= WHAT IS EXPECTED =
In the entries that follow, how many lines contain "description"? Answer with the number only.

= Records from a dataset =
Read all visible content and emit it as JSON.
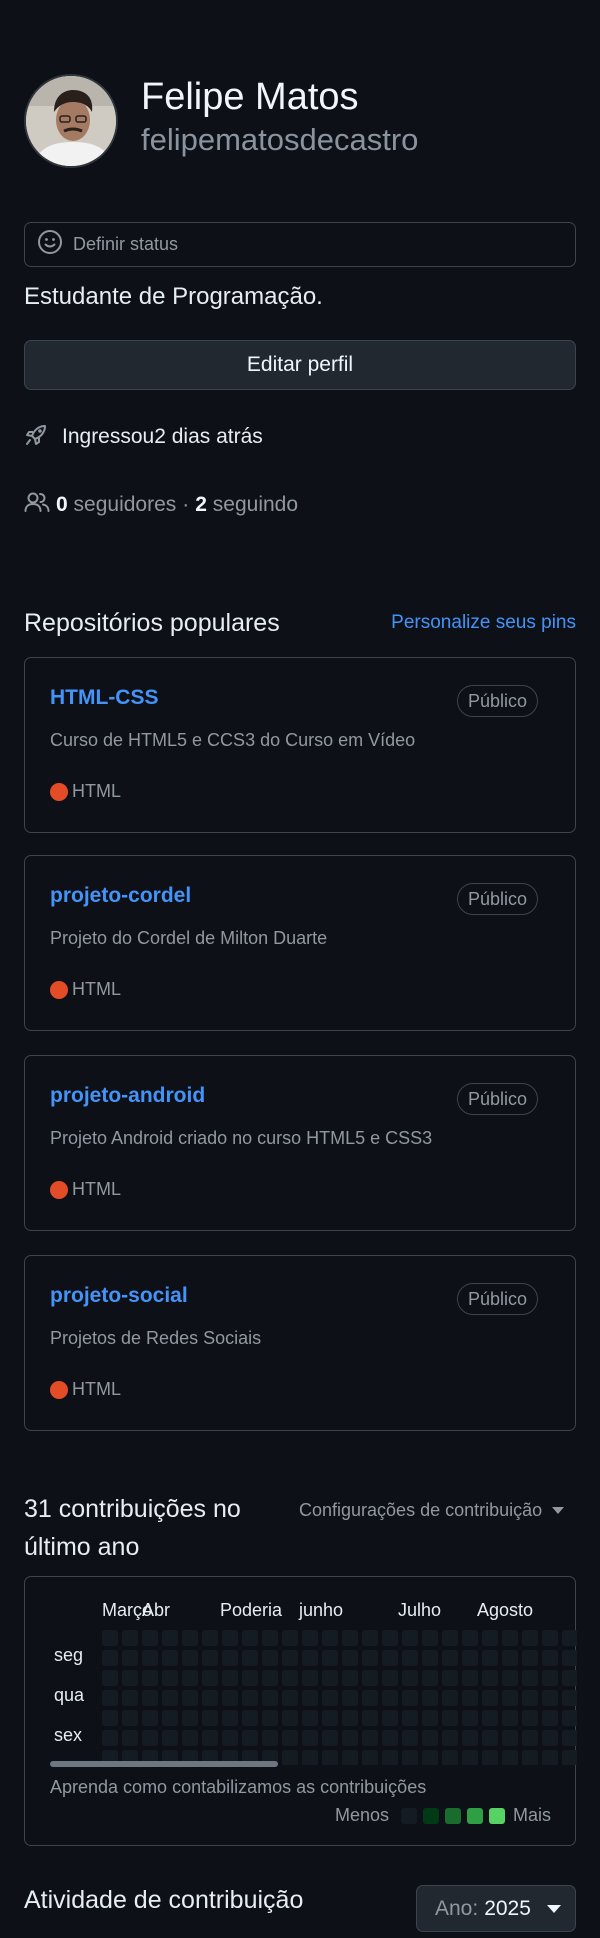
{
  "profile": {
    "name": "Felipe Matos",
    "username": "felipematosdecastro",
    "status_label": "Definir status",
    "bio": "Estudante de Programação.",
    "edit_label": "Editar perfil",
    "joined": "Ingressou2 dias atrás",
    "followers_count": "0",
    "followers_label": "seguidores",
    "separator": "·",
    "following_count": "2",
    "following_label": "seguindo"
  },
  "repos_section": {
    "title": "Repositórios populares",
    "customize_link": "Personalize seus pins",
    "repos": [
      {
        "name": "HTML-CSS",
        "visibility": "Público",
        "description": "Curso de HTML5 e CCS3 do Curso em Vídeo",
        "language": "HTML",
        "language_color": "#e34c26"
      },
      {
        "name": "projeto-cordel",
        "visibility": "Público",
        "description": "Projeto do Cordel de Milton Duarte",
        "language": "HTML",
        "language_color": "#e34c26"
      },
      {
        "name": "projeto-android",
        "visibility": "Público",
        "description": "Projeto Android criado no curso HTML5 e CSS3",
        "language": "HTML",
        "language_color": "#e34c26"
      },
      {
        "name": "projeto-social",
        "visibility": "Público",
        "description": "Projetos de Redes Sociais",
        "language": "HTML",
        "language_color": "#e34c26"
      }
    ]
  },
  "contributions": {
    "title": "31 contribuições no último ano",
    "settings_label": "Configurações de contribuição",
    "months": [
      "Março",
      "Abr",
      "Poderia",
      "junho",
      "Julho",
      "Agosto"
    ],
    "days": [
      "seg",
      "qua",
      "sex"
    ],
    "learn_link": "Aprenda como contabilizamos as contribuições",
    "legend_less": "Menos",
    "legend_more": "Mais",
    "legend_colors": [
      "#151b23",
      "#033a16",
      "#196c2e",
      "#2ea043",
      "#56d364"
    ],
    "empty_cell_color": "#151b23"
  },
  "activity": {
    "title": "Atividade de contribuição",
    "year_label": "Ano:",
    "year_value": "2025"
  }
}
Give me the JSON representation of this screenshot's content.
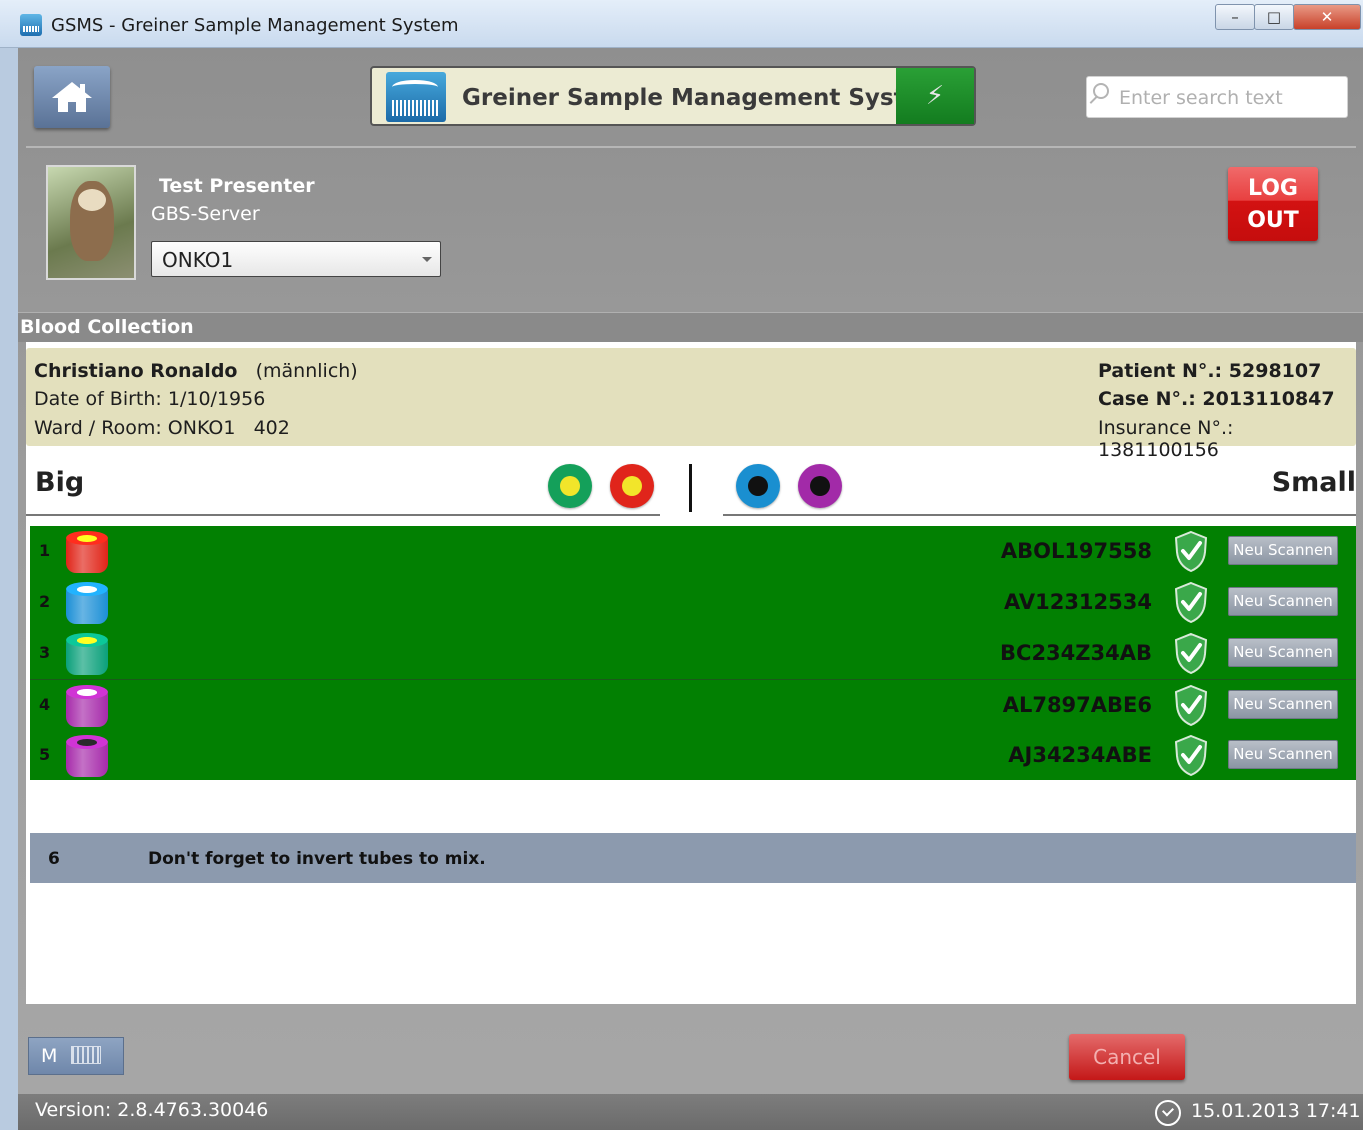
{
  "window": {
    "title": "GSMS - Greiner Sample Management System",
    "controls": [
      "minimize",
      "maximize",
      "close"
    ]
  },
  "header": {
    "banner_title": "Greiner Sample Management System",
    "search_placeholder": "Enter search text"
  },
  "user": {
    "name": "Test Presenter",
    "server": "GBS-Server",
    "ward_selected": "ONKO1",
    "logout_line1": "LOG",
    "logout_line2": "OUT"
  },
  "section": {
    "title": "Blood Collection"
  },
  "patient": {
    "name": "Christiano Ronaldo",
    "gender": "(männlich)",
    "dob_label": "Date of Birth:",
    "dob": "1/10/1956",
    "ward_label": "Ward / Room:",
    "ward": "ONKO1",
    "room": "402",
    "patient_no_label": "Patient N°.:",
    "patient_no": "5298107",
    "case_no_label": "Case N°.:",
    "case_no": "2013110847",
    "insurance_label": "Insurance N°.:",
    "insurance_no": "1381100156"
  },
  "tube_header": {
    "big_label": "Big",
    "small_label": "Small",
    "big_caps": [
      {
        "ring": "#14a05a",
        "center": "#f2e52a"
      },
      {
        "ring": "#e0251b",
        "center": "#f2e52a"
      }
    ],
    "small_caps": [
      {
        "ring": "#1a8fd0",
        "center": "#111111"
      },
      {
        "ring": "#a22aa8",
        "center": "#111111"
      }
    ]
  },
  "tubes": [
    {
      "num": "1",
      "barcode": "ABOL197558",
      "cap_color": "#e02418",
      "cap_inner": "#f2d21a",
      "status": "verified",
      "action": "Neu Scannen"
    },
    {
      "num": "2",
      "barcode": "AV12312534",
      "cap_color": "#1b8fd6",
      "cap_inner": "#e8e8e8",
      "status": "verified",
      "action": "Neu Scannen"
    },
    {
      "num": "3",
      "barcode": "BC234Z34AB",
      "cap_color": "#0aa07a",
      "cap_inner": "#f2d21a",
      "status": "verified",
      "action": "Neu Scannen"
    },
    {
      "num": "4",
      "barcode": "AL7897ABE6",
      "cap_color": "#a62aaa",
      "cap_inner": "#e8e8e8",
      "status": "verified",
      "action": "Neu Scannen"
    },
    {
      "num": "5",
      "barcode": "AJ34234ABE",
      "cap_color": "#a62aaa",
      "cap_inner": "#222222",
      "status": "verified",
      "action": "Neu Scannen"
    }
  ],
  "notice": {
    "num": "6",
    "text": "Don't forget to invert tubes to mix."
  },
  "footer": {
    "keyboard_label": "M",
    "cancel_label": "Cancel",
    "version": "Version: 2.8.4763.30046",
    "datetime": "15.01.2013 17:41"
  },
  "colors": {
    "row_green": "#028002",
    "notice_bg": "#8c9aae",
    "patient_bg": "#e3e0bd",
    "logout_red": "#d31212"
  }
}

= THE ANSWER =
4